Exercise goal
Would you output the whole listing below, exactly as it reads?

start Information provided

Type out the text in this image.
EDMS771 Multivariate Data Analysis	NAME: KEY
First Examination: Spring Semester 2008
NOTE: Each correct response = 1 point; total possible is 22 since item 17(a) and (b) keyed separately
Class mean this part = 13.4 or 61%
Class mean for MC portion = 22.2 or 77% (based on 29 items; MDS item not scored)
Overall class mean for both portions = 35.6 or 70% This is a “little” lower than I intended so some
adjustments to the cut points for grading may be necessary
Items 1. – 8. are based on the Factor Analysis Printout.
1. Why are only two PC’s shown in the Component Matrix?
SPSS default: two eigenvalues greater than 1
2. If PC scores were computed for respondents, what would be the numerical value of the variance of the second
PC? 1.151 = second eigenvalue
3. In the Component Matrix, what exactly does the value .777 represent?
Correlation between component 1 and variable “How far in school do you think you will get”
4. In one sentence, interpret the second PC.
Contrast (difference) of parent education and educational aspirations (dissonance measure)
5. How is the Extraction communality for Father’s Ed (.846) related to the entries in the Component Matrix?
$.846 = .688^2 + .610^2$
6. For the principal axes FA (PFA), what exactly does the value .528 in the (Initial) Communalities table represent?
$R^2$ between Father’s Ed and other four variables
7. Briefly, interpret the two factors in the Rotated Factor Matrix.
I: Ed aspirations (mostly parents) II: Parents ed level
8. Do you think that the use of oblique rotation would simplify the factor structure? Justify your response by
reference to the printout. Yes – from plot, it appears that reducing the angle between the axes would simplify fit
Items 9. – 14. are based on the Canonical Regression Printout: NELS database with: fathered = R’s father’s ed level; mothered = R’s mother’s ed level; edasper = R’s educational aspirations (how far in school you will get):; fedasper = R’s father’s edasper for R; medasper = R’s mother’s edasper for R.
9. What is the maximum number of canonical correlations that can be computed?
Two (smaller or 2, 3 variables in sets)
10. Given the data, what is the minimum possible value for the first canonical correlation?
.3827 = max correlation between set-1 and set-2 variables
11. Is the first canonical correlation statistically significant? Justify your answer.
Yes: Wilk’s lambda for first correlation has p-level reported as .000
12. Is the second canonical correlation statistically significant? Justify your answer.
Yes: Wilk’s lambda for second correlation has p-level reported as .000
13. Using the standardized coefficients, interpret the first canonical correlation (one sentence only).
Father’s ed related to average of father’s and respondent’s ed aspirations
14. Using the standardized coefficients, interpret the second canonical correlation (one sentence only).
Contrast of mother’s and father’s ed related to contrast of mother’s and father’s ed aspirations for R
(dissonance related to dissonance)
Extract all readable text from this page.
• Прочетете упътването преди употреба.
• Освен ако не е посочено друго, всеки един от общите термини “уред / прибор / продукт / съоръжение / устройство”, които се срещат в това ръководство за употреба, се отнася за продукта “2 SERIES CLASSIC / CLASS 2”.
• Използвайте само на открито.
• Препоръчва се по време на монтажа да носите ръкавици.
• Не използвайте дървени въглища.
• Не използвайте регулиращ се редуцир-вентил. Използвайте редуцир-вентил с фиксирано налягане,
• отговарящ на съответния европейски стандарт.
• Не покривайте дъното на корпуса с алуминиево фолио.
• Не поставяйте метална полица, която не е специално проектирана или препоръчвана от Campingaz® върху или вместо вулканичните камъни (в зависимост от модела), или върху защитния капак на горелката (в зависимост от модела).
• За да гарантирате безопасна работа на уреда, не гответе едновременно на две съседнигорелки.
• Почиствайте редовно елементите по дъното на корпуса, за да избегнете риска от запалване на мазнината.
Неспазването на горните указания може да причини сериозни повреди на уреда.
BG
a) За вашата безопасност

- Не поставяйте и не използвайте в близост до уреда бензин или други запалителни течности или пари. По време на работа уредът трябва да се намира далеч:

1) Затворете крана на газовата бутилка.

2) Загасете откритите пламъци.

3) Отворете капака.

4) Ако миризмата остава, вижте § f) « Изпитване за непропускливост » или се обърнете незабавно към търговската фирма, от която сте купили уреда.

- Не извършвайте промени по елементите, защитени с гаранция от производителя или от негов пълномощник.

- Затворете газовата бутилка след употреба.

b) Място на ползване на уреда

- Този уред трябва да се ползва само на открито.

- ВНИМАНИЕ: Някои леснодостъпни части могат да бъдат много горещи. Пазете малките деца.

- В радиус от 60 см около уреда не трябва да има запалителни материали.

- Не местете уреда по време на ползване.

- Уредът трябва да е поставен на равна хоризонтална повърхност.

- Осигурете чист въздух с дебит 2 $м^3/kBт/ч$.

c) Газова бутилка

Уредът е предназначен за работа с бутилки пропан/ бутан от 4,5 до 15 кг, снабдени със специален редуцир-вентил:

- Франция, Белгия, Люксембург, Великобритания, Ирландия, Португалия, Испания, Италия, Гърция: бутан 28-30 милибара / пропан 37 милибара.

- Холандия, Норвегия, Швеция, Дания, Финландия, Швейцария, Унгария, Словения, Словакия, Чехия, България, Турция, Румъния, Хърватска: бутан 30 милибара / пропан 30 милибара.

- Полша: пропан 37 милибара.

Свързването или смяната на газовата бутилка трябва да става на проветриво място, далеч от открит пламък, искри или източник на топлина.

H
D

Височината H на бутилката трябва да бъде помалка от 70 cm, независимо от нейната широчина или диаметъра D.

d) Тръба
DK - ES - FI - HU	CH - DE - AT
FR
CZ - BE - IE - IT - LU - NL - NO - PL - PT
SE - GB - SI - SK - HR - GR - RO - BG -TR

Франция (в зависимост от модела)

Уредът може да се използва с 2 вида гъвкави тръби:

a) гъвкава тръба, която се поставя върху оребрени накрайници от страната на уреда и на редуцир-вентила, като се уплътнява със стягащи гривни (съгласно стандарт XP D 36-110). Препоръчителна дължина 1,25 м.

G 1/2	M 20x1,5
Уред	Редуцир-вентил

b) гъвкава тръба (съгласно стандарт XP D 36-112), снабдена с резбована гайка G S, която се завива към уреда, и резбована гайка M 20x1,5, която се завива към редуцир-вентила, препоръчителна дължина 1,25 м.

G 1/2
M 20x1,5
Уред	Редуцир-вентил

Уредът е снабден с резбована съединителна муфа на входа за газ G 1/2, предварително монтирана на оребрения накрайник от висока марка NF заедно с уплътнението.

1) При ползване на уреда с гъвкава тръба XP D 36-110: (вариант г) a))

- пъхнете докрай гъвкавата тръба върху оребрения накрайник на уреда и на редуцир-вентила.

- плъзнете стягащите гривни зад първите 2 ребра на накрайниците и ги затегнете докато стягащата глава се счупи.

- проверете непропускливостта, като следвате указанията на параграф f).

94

end Information provided

Reply
Type out the text in this image.
EDMS771 Multivariate Data Analysis	NAME: KEY
First Examination: Spring Semester 2008
NOTE: Each correct response = 1 point; total possible is 22 since item 17(a) and (b) keyed separately
Class mean this part = 13.4 or 61%
Class mean for MC portion = 22.2 or 77% (based on 29 items; MDS item not scored)
Overall class mean for both portions = 35.6 or 70% This is a “little” lower than I intended so some
adjustments to the cut points for grading may be necessary
Items 1. – 8. are based on the Factor Analysis Printout.
1. Why are only two PC’s shown in the Component Matrix?
SPSS default: two eigenvalues greater than 1
2. If PC scores were computed for respondents, what would be the numerical value of the variance of the second
PC? 1.151 = second eigenvalue
3. In the Component Matrix, what exactly does the value .777 represent?
Correlation between component 1 and variable “How far in school do you think you will get”
4. In one sentence, interpret the second PC.
Contrast (difference) of parent education and educational aspirations (dissonance measure)
5. How is the Extraction communality for Father’s Ed (.846) related to the entries in the Component Matrix?
$.846 = .688^2 + .610^2$
6. For the principal axes FA (PFA), what exactly does the value .528 in the (Initial) Communalities table represent?
$R^2$ between Father’s Ed and other four variables
7. Briefly, interpret the two factors in the Rotated Factor Matrix.
I: Ed aspirations (mostly parents) II: Parents ed level
8. Do you think that the use of oblique rotation would simplify the factor structure? Justify your response by
reference to the printout. Yes – from plot, it appears that reducing the angle between the axes would simplify fit
Items 9. – 14. are based on the Canonical Regression Printout: NELS database with: fathered = R’s father’s ed level; mothered = R’s mother’s ed level; edasper = R’s educational aspirations (how far in school you will get):; fedasper = R’s father’s edasper for R; medasper = R’s mother’s edasper for R.
9. What is the maximum number of canonical correlations that can be computed?
Two (smaller or 2, 3 variables in sets)
10. Given the data, what is the minimum possible value for the first canonical correlation?
.3827 = max correlation between set-1 and set-2 variables
11. Is the first canonical correlation statistically significant? Justify your answer.
Yes: Wilk’s lambda for first correlation has p-level reported as .000
12. Is the second canonical correlation statistically significant? Justify your answer.
Yes: Wilk’s lambda for second correlation has p-level reported as .000
13. Using the standardized coefficients, interpret the first canonical correlation (one sentence only).
Father’s ed related to average of father’s and respondent’s ed aspirations
14. Using the standardized coefficients, interpret the second canonical correlation (one sentence only).
Contrast of mother’s and father’s ed related to contrast of mother’s and father’s ed aspirations for R
(dissonance related to dissonance)
Extract all readable text from this page.
• Прочетете упътването преди употреба.
• Освен ако не е посочено друго, всеки един от общите термини “уред / прибор / продукт / съоръжение / устройство”, които се срещат в това ръководство за употреба, се отнася за продукта “2 SERIES CLASSIC / CLASS 2”.
• Използвайте само на открито.
• Препоръчва се по време на монтажа да носите ръкавици.
• Не използвайте дървени въглища.
• Не използвайте регулиращ се редуцир-вентил. Използвайте редуцир-вентил с фиксирано налягане,
• отговарящ на съответния европейски стандарт.
• Не покривайте дъното на корпуса с алуминиево фолио.
• Не поставяйте метална полица, която не е специално проектирана или препоръчвана от Campingaz® върху или вместо вулканичните камъни (в зависимост от модела), или върху защитния капак на горелката (в зависимост от модела).
• За да гарантирате безопасна работа на уреда, не гответе едновременно на две съседнигорелки.
• Почиствайте редовно елементите по дъното на корпуса, за да избегнете риска от запалване на мазнината.
Неспазването на горните указания може да причини сериозни повреди на уреда.
BG
a) За вашата безопасност

- Не поставяйте и не използвайте в близост до уреда бензин или други запалителни течности или пари. По време на работа уредът трябва да се намира далеч:

1) Затворете крана на газовата бутилка.

2) Загасете откритите пламъци.

3) Отворете капака.

4) Ако миризмата остава, вижте § f) « Изпитване за непропускливост » или се обърнете незабавно към търговската фирма, от която сте купили уреда.

- Не извършвайте промени по елементите, защитени с гаранция от производителя или от негов пълномощник.

- Затворете газовата бутилка след употреба.

b) Място на ползване на уреда

- Този уред трябва да се ползва само на открито.

- ВНИМАНИЕ: Някои леснодостъпни части могат да бъдат много горещи. Пазете малките деца.

- В радиус от 60 см около уреда не трябва да има запалителни материали.

- Не местете уреда по време на ползване.

- Уредът трябва да е поставен на равна хоризонтална повърхност.

- Осигурете чист въздух с дебит 2 $м^3/kBт/ч$.

c) Газова бутилка

Уредът е предназначен за работа с бутилки пропан/ бутан от 4,5 до 15 кг, снабдени със специален редуцир-вентил:

- Франция, Белгия, Люксембург, Великобритания, Ирландия, Португалия, Испания, Италия, Гърция: бутан 28-30 милибара / пропан 37 милибара.

- Холандия, Норвегия, Швеция, Дания, Финландия, Швейцария, Унгария, Словения, Словакия, Чехия, България, Турция, Румъния, Хърватска: бутан 30 милибара / пропан 30 милибара.

- Полша: пропан 37 милибара.

Свързването или смяната на газовата бутилка трябва да става на проветриво място, далеч от открит пламък, искри или източник на топлина.

H
D

Височината H на бутилката трябва да бъде помалка от 70 cm, независимо от нейната широчина или диаметъра D.

d) Тръба
DK - ES - FI - HU	CH - DE - AT
FR
CZ - BE - IE - IT - LU - NL - NO - PL - PT
SE - GB - SI - SK - HR - GR - RO - BG -TR

Франция (в зависимост от модела)

Уредът може да се използва с 2 вида гъвкави тръби:

a) гъвкава тръба, която се поставя върху оребрени накрайници от страната на уреда и на редуцир-вентила, като се уплътнява със стягащи гривни (съгласно стандарт XP D 36-110). Препоръчителна дължина 1,25 м.

G 1/2	M 20x1,5
Уред	Редуцир-вентил

b) гъвкава тръба (съгласно стандарт XP D 36-112), снабдена с резбована гайка G S, която се завива към уреда, и резбована гайка M 20x1,5, която се завива към редуцир-вентила, препоръчителна дължина 1,25 м.

G 1/2
M 20x1,5
Уред	Редуцир-вентил

Уредът е снабден с резбована съединителна муфа на входа за газ G 1/2, предварително монтирана на оребрения накрайник от висока марка NF заедно с уплътнението.

1) При ползване на уреда с гъвкава тръба XP D 36-110: (вариант г) a))

- пъхнете докрай гъвкавата тръба върху оребрения накрайник на уреда и на редуцир-вентила.

- плъзнете стягащите гривни зад първите 2 ребра на накрайниците и ги затегнете докато стягащата глава се счупи.

- проверете непропускливостта, като следвате указанията на параграф f).

94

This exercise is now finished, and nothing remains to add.